== GIVEN REQUEST ==
Word for word, print each line of the listing below; pictures stay out.

== DATA FOR THE TASK ==
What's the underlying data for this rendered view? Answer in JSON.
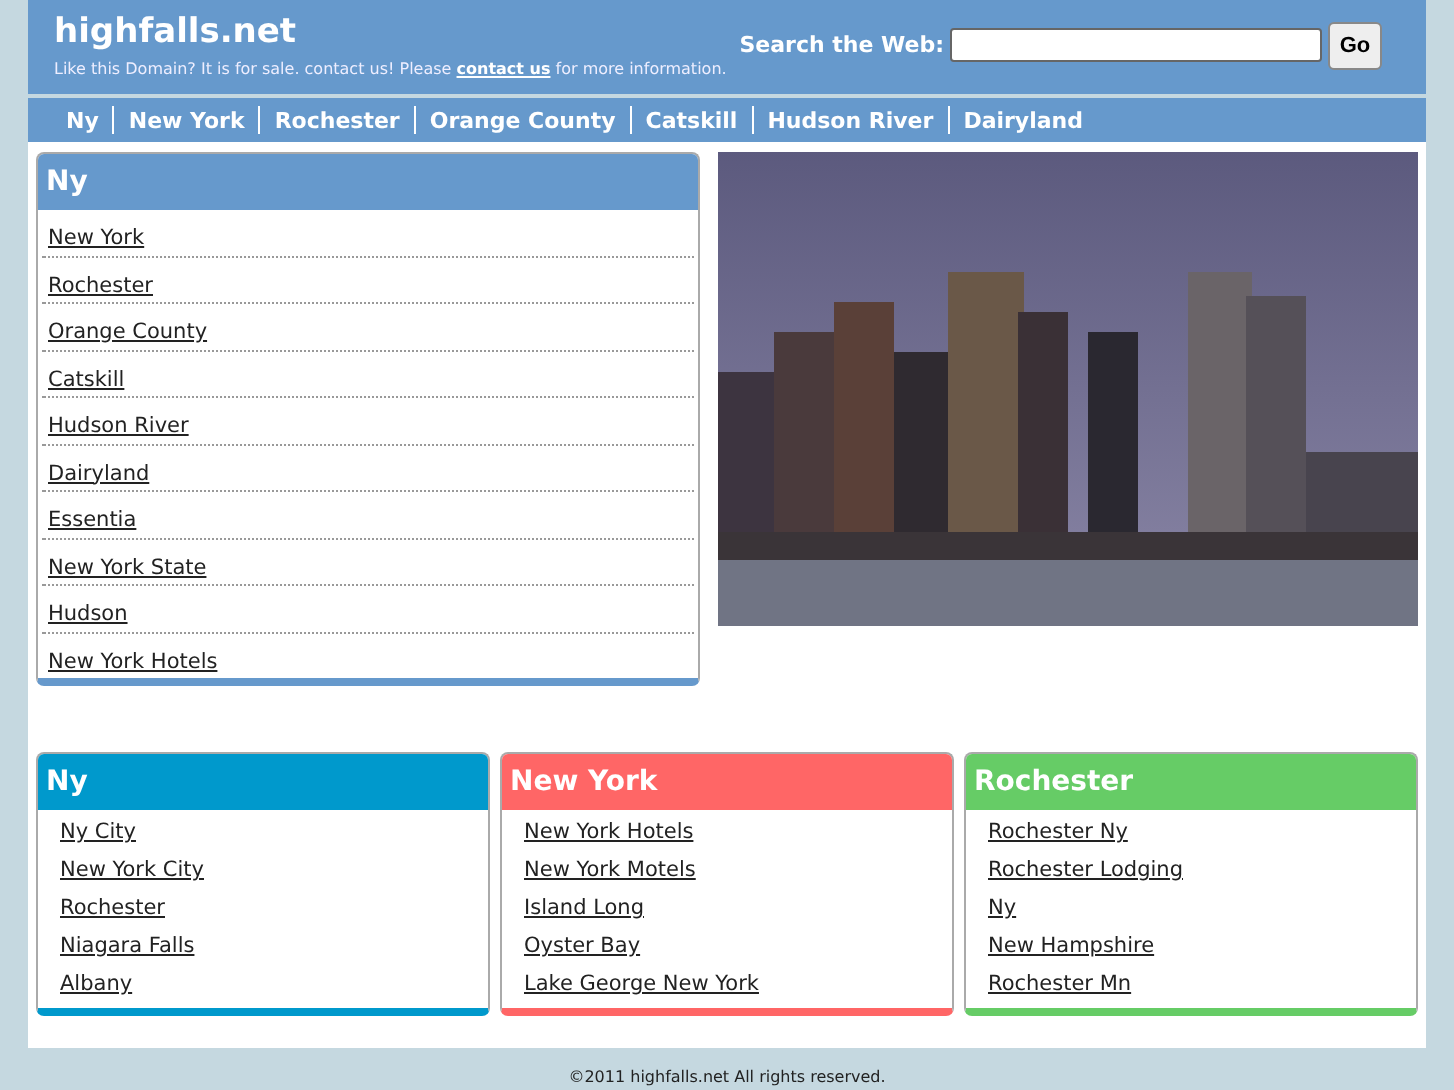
{
  "header": {
    "site_title": "highfalls.net",
    "tagline_before": "Like this Domain? It is for sale. contact us! Please",
    "contact_link": "contact us",
    "tagline_after": "for more information.",
    "search": {
      "label": "Search the Web:",
      "button": "Go"
    }
  },
  "nav": [
    "Ny",
    "New York",
    "Rochester",
    "Orange County",
    "Catskill",
    "Hudson River",
    "Dairyland"
  ],
  "sidebar": {
    "title": "Ny",
    "color": "#6699cc",
    "links": [
      "New York",
      "Rochester",
      "Orange County",
      "Catskill",
      "Hudson River",
      "Dairyland",
      "Essentia",
      "New York State",
      "Hudson",
      "New York Hotels"
    ]
  },
  "boxes": [
    {
      "title": "Ny",
      "color": "#0099cc",
      "links": [
        "Ny City",
        "New York City",
        "Rochester",
        "Niagara Falls",
        "Albany"
      ]
    },
    {
      "title": "New York",
      "color": "#ff6666",
      "links": [
        "New York Hotels",
        "New York Motels",
        "Island Long",
        "Oyster Bay",
        "Lake George New York"
      ]
    },
    {
      "title": "Rochester",
      "color": "#66cc66",
      "links": [
        "Rochester Ny",
        "Rochester Lodging",
        "Ny",
        "New Hampshire",
        "Rochester Mn"
      ]
    }
  ],
  "footer": "©2011 highfalls.net All rights reserved."
}
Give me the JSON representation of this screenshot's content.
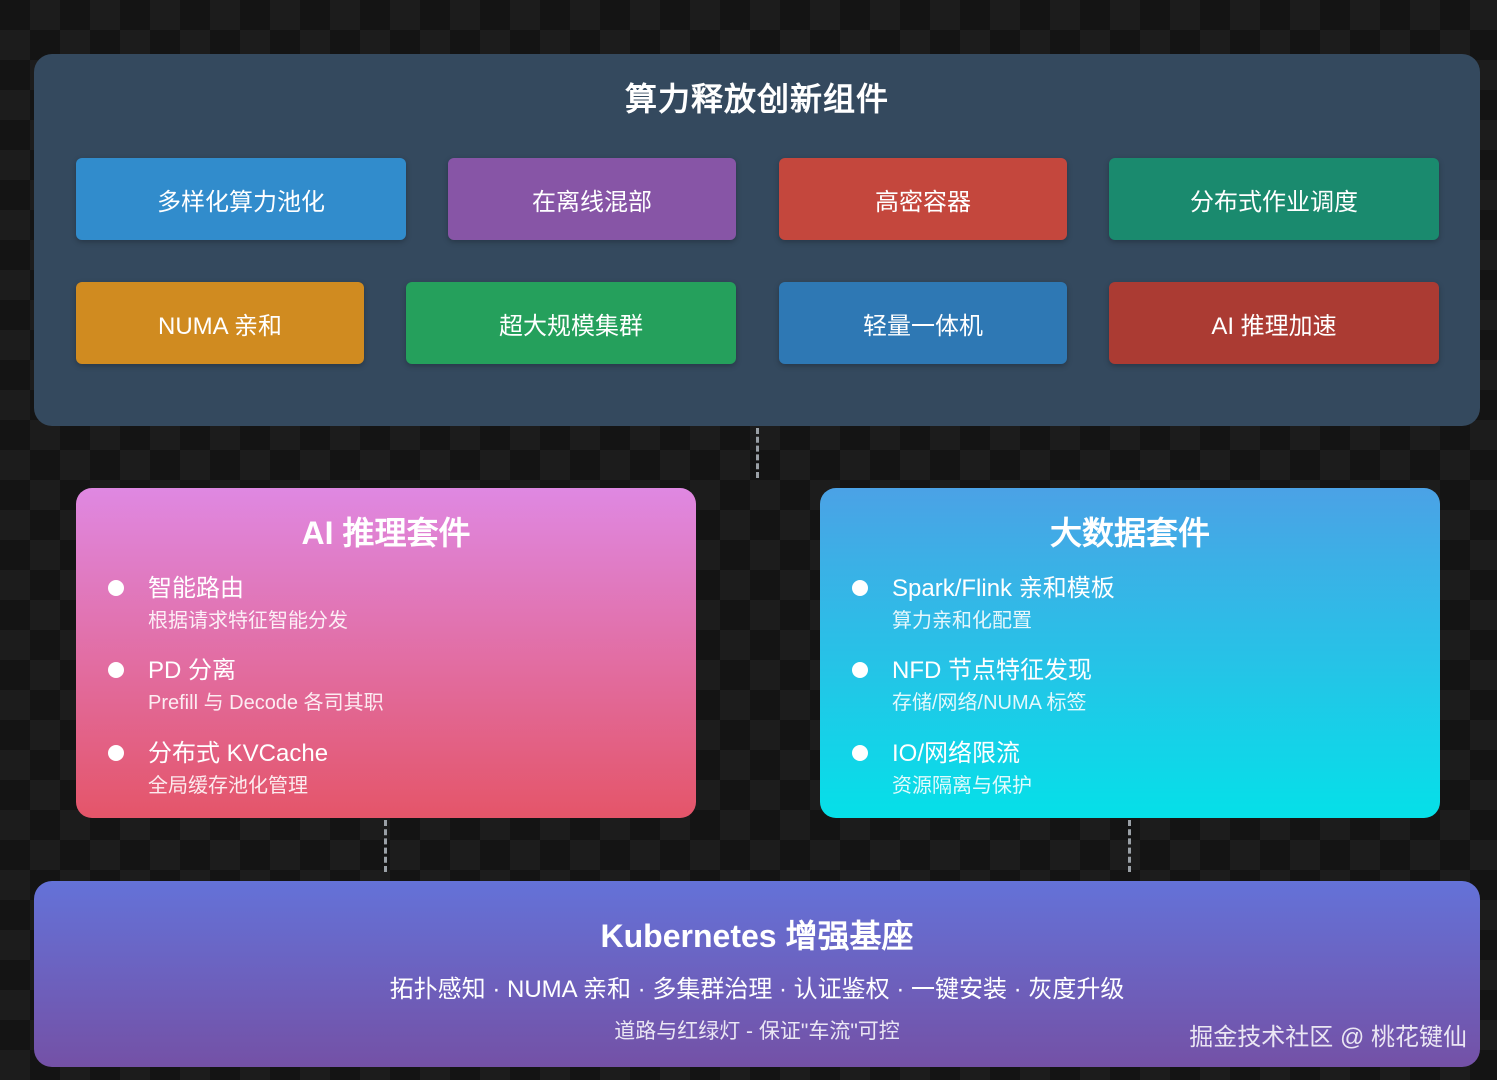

== ANSWER TO THIS EXERCISE ==
What's the underlying data for this rendered view? Answer in JSON.
{
  "header": {
    "site_title": "highfalls.net",
    "tagline_before": "Like this Domain? It is for sale. contact us! Please",
    "contact_link": "contact us",
    "tagline_after": "for more information.",
    "search": {
      "label": "Search the Web:",
      "button": "Go"
    }
  },
  "nav": [
    "Ny",
    "New York",
    "Rochester",
    "Orange County",
    "Catskill",
    "Hudson River",
    "Dairyland"
  ],
  "sidebar": {
    "title": "Ny",
    "color": "#6699cc",
    "links": [
      "New York",
      "Rochester",
      "Orange County",
      "Catskill",
      "Hudson River",
      "Dairyland",
      "Essentia",
      "New York State",
      "Hudson",
      "New York Hotels"
    ]
  },
  "boxes": [
    {
      "title": "Ny",
      "color": "#0099cc",
      "links": [
        "Ny City",
        "New York City",
        "Rochester",
        "Niagara Falls",
        "Albany"
      ]
    },
    {
      "title": "New York",
      "color": "#ff6666",
      "links": [
        "New York Hotels",
        "New York Motels",
        "Island Long",
        "Oyster Bay",
        "Lake George New York"
      ]
    },
    {
      "title": "Rochester",
      "color": "#66cc66",
      "links": [
        "Rochester Ny",
        "Rochester Lodging",
        "Ny",
        "New Hampshire",
        "Rochester Mn"
      ]
    }
  ],
  "footer": "©2011 highfalls.net All rights reserved."
}
Give me the JSON representation of this screenshot's content.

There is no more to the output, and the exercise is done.